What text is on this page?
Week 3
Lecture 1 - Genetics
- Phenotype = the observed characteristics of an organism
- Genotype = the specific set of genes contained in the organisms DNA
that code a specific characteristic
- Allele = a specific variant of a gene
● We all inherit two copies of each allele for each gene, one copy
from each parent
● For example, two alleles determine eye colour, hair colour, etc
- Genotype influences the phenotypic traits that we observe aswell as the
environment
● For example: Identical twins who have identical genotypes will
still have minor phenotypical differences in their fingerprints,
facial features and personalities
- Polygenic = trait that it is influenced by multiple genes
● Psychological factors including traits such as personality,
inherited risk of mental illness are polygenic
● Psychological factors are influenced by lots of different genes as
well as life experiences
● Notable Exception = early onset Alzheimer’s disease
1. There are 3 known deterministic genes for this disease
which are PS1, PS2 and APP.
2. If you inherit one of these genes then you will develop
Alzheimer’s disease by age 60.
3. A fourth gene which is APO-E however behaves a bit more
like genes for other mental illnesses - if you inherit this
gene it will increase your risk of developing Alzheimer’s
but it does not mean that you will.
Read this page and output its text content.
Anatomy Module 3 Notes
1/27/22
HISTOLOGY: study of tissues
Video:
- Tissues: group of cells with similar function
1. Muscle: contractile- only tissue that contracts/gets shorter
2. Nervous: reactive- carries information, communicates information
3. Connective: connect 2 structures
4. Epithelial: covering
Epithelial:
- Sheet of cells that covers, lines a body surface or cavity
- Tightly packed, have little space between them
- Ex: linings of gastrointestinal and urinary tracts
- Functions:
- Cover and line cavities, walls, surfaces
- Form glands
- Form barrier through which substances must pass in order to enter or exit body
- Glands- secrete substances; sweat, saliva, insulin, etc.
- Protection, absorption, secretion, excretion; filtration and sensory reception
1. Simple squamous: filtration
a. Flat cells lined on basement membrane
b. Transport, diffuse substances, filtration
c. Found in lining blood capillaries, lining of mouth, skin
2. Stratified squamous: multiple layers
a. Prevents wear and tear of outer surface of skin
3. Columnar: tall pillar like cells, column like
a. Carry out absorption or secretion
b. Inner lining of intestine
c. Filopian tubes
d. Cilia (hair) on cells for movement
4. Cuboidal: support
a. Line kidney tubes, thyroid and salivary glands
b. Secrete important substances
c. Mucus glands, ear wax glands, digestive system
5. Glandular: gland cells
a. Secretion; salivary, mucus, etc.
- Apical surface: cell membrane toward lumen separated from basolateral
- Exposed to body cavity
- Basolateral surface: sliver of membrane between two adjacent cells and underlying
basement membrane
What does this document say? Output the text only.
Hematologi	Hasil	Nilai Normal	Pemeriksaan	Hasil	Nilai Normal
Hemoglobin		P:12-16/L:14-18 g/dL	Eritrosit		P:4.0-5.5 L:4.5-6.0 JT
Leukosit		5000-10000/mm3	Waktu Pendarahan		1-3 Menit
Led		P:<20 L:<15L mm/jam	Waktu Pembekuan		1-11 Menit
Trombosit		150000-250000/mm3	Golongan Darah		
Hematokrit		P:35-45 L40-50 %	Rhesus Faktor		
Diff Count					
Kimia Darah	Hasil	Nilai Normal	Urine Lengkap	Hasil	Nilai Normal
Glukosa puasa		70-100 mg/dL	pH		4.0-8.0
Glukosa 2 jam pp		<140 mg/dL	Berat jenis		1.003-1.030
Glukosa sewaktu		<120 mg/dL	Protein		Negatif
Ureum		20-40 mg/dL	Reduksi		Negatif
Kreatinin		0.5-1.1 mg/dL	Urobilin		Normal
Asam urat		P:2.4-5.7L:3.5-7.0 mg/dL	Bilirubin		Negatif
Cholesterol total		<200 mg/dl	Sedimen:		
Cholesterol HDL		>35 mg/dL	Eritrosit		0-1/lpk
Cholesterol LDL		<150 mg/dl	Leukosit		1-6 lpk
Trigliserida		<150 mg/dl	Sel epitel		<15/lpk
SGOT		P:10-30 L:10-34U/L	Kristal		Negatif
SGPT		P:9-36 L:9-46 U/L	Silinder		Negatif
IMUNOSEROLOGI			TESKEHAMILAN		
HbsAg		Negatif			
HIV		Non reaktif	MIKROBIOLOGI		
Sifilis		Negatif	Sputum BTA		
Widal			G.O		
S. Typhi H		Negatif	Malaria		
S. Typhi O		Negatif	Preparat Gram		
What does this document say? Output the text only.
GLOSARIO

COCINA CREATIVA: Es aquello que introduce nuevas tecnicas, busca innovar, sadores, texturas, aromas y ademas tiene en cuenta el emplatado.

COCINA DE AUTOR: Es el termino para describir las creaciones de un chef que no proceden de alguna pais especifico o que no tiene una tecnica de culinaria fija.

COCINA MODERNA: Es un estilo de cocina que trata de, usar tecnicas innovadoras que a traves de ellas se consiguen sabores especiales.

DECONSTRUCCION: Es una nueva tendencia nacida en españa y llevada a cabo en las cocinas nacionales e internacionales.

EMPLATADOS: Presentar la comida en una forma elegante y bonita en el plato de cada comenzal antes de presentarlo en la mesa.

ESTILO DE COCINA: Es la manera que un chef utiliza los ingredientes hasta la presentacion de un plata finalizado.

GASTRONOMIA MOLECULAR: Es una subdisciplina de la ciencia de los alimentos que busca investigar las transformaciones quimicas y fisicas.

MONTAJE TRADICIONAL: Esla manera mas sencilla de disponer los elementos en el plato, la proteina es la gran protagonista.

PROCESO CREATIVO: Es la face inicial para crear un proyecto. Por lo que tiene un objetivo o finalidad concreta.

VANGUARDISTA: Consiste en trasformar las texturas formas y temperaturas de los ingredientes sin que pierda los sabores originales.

++++

Pick out every line above that contains the word "Typhi" and copy it.

S. Typhi H		Negatif	Malaria		
S. Typhi O		Negatif	Preparat Gram		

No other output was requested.